[Material for this task]
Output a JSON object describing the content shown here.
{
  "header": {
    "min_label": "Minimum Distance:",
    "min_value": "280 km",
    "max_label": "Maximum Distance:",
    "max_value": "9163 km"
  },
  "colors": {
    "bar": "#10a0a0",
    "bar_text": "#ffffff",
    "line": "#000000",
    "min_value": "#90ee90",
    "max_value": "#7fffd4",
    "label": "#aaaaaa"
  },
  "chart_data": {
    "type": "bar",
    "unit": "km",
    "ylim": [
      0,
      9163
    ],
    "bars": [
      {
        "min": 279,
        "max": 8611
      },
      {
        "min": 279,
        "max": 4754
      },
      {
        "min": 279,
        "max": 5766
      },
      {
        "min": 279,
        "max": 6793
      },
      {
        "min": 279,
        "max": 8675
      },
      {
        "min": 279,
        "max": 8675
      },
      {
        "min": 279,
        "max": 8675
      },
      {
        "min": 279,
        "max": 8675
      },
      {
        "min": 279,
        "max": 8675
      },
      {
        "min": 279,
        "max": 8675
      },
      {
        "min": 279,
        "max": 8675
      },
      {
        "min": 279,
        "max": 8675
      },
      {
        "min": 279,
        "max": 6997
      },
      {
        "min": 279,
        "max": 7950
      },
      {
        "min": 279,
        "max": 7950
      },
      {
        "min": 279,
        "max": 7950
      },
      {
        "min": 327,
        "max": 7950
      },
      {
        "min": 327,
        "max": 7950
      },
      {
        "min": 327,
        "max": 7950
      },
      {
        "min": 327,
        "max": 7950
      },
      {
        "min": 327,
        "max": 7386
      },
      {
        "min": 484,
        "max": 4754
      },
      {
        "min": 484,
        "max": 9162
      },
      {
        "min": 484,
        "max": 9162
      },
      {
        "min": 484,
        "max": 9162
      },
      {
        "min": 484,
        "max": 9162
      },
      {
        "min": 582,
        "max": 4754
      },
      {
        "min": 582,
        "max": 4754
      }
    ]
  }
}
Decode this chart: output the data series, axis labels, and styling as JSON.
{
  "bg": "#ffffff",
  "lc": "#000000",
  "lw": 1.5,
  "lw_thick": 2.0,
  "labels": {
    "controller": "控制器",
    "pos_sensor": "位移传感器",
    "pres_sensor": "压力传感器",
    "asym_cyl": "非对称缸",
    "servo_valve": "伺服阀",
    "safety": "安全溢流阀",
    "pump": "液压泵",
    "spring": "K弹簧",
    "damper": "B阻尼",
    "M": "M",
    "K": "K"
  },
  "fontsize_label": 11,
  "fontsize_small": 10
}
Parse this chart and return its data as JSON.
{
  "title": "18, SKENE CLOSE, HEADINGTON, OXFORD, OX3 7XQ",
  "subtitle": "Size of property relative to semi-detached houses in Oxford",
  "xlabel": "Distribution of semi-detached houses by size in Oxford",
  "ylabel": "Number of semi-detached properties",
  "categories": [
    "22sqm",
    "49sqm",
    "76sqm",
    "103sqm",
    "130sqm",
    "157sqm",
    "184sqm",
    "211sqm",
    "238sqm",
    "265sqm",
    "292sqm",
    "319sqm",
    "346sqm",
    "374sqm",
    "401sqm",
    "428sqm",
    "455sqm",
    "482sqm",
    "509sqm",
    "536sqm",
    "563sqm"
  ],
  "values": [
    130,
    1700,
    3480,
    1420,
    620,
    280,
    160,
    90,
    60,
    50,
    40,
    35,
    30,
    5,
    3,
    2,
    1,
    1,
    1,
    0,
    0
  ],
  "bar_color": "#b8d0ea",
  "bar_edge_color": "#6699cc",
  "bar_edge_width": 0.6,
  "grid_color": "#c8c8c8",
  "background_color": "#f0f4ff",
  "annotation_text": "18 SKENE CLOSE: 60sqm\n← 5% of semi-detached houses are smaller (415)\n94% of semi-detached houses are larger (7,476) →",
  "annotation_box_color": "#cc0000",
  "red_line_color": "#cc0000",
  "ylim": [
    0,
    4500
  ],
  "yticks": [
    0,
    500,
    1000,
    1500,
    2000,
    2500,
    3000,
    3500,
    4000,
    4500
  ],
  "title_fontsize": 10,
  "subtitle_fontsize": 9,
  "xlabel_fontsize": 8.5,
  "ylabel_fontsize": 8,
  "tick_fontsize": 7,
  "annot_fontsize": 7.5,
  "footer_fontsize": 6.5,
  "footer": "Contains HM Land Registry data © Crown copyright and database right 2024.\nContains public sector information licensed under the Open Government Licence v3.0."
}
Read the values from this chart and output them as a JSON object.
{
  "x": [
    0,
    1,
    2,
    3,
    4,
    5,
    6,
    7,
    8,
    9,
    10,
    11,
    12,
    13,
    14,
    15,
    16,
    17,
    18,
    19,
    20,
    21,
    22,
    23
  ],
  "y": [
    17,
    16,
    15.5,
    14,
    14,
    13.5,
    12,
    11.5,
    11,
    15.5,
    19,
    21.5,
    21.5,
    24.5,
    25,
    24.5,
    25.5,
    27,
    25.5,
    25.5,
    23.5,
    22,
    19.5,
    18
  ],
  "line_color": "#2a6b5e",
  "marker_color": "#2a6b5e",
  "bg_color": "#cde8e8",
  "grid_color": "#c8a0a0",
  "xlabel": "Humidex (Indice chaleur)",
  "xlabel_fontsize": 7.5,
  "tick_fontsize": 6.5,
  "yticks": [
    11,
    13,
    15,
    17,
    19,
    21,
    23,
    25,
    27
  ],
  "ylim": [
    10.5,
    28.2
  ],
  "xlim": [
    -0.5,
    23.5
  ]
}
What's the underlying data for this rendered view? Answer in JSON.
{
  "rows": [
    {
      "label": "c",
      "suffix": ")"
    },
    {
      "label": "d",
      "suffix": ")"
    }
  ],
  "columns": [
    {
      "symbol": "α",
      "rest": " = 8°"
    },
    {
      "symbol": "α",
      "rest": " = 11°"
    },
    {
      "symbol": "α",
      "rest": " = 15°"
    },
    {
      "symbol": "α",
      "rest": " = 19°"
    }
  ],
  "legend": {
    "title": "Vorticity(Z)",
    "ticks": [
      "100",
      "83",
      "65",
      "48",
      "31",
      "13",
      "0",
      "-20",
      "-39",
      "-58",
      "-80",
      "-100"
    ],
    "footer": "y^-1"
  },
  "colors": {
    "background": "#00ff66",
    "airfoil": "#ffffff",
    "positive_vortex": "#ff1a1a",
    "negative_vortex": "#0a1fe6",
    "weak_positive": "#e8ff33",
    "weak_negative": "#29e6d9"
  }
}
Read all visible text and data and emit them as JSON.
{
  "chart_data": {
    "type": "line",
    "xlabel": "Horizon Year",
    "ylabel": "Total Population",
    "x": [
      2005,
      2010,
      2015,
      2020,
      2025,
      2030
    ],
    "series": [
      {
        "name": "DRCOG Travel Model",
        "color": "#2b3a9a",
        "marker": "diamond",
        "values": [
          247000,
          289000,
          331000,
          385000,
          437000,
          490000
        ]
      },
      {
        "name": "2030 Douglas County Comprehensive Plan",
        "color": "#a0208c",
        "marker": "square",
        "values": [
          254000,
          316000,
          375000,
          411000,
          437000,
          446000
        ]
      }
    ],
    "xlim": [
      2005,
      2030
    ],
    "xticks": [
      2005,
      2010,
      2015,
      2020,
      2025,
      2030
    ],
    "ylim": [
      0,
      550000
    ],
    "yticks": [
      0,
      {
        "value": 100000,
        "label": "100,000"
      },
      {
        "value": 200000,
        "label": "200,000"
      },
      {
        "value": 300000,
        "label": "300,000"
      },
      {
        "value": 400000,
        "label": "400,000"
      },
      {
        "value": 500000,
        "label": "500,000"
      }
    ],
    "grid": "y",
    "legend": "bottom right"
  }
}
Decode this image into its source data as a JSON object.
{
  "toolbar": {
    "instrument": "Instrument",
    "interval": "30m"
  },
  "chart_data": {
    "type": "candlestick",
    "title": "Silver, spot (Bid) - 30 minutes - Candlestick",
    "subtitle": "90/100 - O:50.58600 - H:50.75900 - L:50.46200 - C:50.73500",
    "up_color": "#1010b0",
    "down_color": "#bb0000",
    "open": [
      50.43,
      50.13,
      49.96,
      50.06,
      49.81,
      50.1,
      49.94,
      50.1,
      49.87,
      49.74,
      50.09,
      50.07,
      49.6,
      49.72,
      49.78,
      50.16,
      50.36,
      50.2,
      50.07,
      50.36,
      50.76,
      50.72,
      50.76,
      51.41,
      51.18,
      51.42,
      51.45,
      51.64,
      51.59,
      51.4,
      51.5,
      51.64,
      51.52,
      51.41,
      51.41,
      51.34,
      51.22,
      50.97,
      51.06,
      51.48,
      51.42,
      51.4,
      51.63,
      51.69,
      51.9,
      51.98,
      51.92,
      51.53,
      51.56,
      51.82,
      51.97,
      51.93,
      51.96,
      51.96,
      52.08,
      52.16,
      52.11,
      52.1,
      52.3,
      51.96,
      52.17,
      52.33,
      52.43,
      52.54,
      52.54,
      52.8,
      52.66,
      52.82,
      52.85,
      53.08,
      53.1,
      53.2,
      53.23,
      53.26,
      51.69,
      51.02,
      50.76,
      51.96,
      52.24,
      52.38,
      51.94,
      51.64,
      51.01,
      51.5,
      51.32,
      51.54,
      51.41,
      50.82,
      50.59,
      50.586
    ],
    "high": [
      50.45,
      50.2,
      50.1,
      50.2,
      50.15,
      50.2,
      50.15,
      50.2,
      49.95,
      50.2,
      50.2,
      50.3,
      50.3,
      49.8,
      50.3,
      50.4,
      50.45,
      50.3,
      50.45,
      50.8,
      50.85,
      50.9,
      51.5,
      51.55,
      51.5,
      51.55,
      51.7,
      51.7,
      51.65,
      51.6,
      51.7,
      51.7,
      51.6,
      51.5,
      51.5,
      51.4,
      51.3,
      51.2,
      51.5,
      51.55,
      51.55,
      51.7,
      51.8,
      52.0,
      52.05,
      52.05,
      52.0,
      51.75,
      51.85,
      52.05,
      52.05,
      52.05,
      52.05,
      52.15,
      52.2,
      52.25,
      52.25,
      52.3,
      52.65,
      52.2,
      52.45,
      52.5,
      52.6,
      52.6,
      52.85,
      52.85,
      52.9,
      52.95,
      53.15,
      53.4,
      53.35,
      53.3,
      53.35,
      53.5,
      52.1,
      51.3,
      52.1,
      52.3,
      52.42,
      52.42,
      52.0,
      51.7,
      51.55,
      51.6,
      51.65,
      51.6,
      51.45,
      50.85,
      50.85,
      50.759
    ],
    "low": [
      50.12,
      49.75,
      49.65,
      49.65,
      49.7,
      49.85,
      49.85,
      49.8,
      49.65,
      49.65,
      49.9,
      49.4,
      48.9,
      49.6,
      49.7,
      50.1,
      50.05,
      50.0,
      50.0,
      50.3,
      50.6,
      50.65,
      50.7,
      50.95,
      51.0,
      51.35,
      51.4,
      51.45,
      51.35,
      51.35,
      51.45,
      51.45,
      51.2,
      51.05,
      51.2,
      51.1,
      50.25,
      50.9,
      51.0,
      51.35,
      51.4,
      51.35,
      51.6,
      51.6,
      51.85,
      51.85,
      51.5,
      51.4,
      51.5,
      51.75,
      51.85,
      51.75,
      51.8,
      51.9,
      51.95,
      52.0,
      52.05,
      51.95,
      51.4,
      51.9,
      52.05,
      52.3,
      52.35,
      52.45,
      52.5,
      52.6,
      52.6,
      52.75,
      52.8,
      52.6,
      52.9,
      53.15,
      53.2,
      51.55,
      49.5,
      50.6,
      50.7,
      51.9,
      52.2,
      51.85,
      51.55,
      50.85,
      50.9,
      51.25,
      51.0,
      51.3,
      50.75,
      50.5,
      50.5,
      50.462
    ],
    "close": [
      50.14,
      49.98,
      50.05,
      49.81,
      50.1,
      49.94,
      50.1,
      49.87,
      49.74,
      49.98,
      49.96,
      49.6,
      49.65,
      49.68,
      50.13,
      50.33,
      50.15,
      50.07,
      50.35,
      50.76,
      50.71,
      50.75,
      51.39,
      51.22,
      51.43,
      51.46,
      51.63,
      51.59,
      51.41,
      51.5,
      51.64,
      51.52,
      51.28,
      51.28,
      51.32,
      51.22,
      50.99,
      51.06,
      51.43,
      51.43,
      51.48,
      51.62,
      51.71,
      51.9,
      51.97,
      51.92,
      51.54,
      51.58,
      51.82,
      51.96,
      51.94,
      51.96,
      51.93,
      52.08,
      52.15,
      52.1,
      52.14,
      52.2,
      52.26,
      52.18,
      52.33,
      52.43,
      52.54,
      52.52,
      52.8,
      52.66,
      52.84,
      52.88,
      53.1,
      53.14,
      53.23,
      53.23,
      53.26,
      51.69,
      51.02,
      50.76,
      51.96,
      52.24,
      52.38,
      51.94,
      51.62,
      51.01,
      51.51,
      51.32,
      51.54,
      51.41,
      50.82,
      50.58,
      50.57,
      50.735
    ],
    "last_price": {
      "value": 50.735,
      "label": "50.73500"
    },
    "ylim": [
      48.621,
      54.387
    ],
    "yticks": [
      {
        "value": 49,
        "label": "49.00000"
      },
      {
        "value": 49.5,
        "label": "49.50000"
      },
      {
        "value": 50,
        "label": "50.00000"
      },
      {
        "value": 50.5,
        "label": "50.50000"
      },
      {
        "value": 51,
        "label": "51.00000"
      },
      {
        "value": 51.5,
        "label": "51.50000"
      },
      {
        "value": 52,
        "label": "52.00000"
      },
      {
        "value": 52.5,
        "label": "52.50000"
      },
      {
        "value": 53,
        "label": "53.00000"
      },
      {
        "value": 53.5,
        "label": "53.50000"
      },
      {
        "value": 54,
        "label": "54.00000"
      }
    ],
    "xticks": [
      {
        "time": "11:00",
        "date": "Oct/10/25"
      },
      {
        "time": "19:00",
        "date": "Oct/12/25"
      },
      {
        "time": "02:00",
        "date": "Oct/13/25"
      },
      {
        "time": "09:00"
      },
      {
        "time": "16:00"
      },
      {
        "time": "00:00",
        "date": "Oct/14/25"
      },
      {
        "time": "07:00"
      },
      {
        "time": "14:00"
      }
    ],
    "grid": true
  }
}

[Exercise objective]
Find how many lines of the material carry the string "time". Only the number should be in the answer.

[Response to this exercise]
8